[EXERCISE BRIEF] Count how many lines in this material contain "并处限制评奖或核减津贴". The answer is that number alone.

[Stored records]
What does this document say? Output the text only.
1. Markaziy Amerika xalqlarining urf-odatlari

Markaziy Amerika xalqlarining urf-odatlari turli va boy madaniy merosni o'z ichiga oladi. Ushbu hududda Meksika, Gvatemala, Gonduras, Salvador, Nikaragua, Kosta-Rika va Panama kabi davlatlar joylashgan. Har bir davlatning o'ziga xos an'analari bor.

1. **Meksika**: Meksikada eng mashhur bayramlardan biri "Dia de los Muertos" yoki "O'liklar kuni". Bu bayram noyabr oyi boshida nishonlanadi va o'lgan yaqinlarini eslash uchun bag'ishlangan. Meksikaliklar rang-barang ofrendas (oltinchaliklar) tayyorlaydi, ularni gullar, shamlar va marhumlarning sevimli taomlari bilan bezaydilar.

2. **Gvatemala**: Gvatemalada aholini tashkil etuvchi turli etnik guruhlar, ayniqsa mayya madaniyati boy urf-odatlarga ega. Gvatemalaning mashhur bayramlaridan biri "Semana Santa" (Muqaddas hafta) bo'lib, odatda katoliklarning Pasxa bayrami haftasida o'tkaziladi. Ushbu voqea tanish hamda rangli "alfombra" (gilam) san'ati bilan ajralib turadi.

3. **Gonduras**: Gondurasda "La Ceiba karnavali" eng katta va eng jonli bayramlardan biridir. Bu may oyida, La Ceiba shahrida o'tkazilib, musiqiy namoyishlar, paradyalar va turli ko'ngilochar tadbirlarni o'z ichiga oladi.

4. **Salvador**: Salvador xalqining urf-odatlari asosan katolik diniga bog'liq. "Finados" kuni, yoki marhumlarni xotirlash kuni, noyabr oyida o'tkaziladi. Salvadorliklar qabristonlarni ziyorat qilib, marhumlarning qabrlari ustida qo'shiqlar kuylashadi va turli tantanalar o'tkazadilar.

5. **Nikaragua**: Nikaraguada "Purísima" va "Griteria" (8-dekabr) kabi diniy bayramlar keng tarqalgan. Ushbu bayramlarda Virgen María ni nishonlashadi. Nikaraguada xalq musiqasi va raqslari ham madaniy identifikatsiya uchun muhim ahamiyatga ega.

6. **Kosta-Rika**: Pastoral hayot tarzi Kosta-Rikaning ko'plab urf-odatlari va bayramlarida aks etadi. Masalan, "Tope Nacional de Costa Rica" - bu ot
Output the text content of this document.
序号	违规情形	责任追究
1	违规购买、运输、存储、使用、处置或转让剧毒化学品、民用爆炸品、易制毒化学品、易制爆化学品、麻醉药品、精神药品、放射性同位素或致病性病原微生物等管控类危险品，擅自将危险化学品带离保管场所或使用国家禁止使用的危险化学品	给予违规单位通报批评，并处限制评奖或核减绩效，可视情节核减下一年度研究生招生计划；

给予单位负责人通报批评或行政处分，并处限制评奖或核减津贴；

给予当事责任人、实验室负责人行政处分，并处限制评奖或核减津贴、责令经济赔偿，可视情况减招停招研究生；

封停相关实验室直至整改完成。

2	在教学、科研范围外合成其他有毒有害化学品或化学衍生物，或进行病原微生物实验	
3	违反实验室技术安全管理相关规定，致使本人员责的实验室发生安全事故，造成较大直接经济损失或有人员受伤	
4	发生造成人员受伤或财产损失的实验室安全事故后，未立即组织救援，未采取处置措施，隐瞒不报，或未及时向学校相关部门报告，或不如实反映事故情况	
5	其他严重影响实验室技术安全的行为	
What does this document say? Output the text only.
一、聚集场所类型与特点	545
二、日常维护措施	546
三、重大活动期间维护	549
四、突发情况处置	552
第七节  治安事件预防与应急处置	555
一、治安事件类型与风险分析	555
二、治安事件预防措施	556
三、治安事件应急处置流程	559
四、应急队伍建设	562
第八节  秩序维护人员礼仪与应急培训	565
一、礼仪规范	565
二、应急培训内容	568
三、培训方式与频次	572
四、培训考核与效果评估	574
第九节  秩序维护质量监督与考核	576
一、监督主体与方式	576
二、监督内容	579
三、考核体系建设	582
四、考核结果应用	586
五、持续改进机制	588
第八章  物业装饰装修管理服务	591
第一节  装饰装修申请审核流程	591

[EXERCISE OUTPUT] 2